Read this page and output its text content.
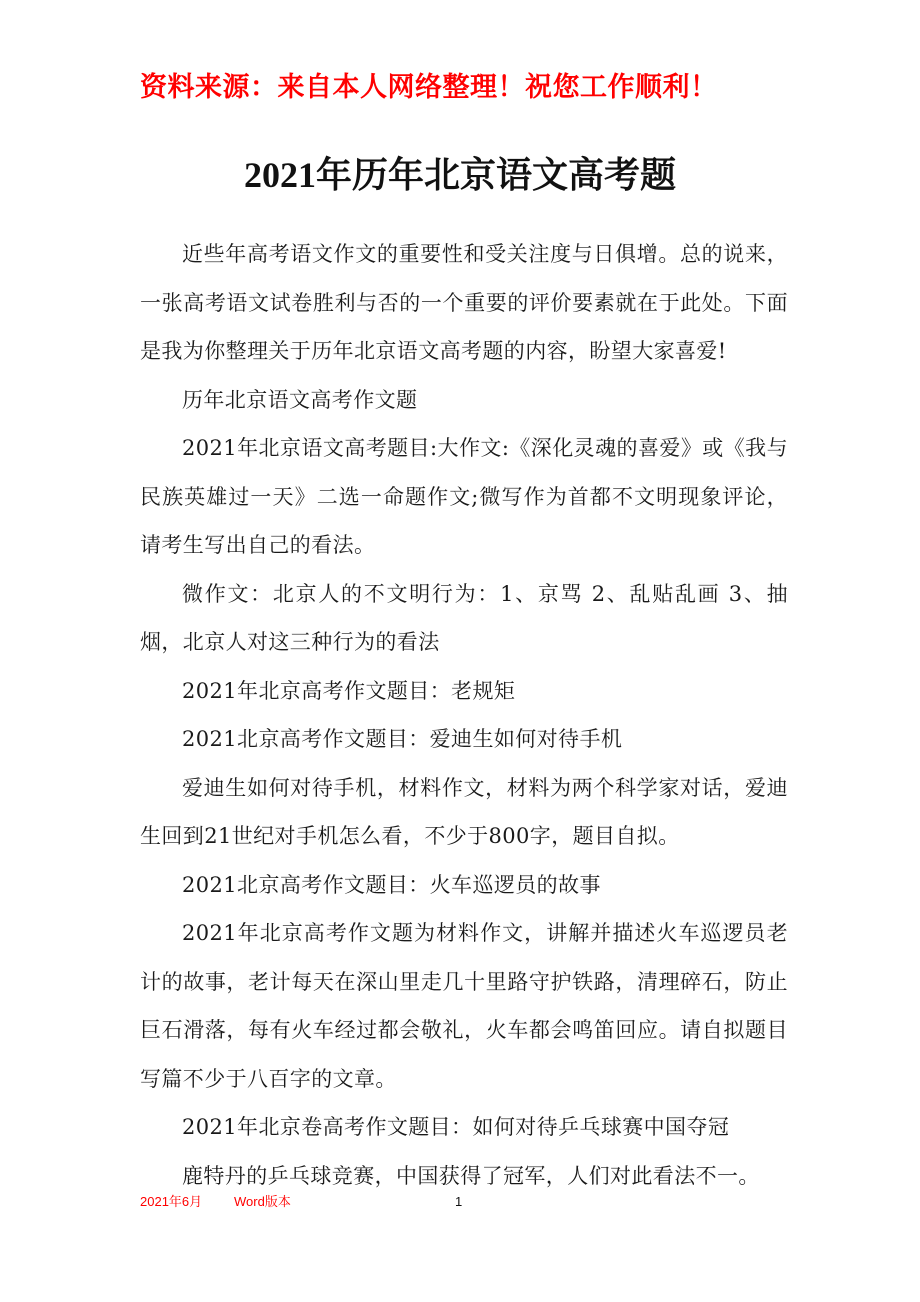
资料来源：来自本人网络整理！祝您工作顺利！
2021年历年北京语文高考题

近些年高考语文作文的重要性和受关注度与日俱增。总的说来，一张高考语文试卷胜利与否的一个重要的评价要素就在于此处。下面是我为你整理关于历年北京语文高考题的内容，盼望大家喜爱!

历年北京语文高考作文题

2021年北京语文高考题目:大作文:《深化灵魂的喜爱》或《我与民族英雄过一天》二选一命题作文;微写作为首都不文明现象评论，请考生写出自己的看法。

微作文：北京人的不文明行为：1、京骂 2、乱贴乱画 3、抽烟，北京人对这三种行为的看法

2021年北京高考作文题目：老规矩

2021北京高考作文题目：爱迪生如何对待手机

爱迪生如何对待手机，材料作文，材料为两个科学家对话，爱迪生回到21世纪对手机怎么看，不少于800字，题目自拟。

2021北京高考作文题目：火车巡逻员的故事

2021年北京高考作文题为材料作文，讲解并描述火车巡逻员老计的故事，老计每天在深山里走几十里路守护铁路，清理碎石，防止巨石滑落，每有火车经过都会敬礼，火车都会鸣笛回应。请自拟题目写篇不少于八百字的文章。

2021年北京卷高考作文题目：如何对待乒乓球赛中国夺冠

鹿特丹的乒乓球竞赛，中国获得了冠军，人们对此看法不一。

2021年6月 Word版本	1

* * * * *

__EXERCISE REQUIREMENTS__
Every line that holds the word "爱迪生如何对待手机" should be extracted.

__WRITTEN SOLUTION__
2021北京高考作文题目：爱迪生如何对待手机
爱迪生如何对待手机，材料作文，材料为两个科学家对话，爱迪生回到21世纪对手机怎么看，不少于800字，题目自拟。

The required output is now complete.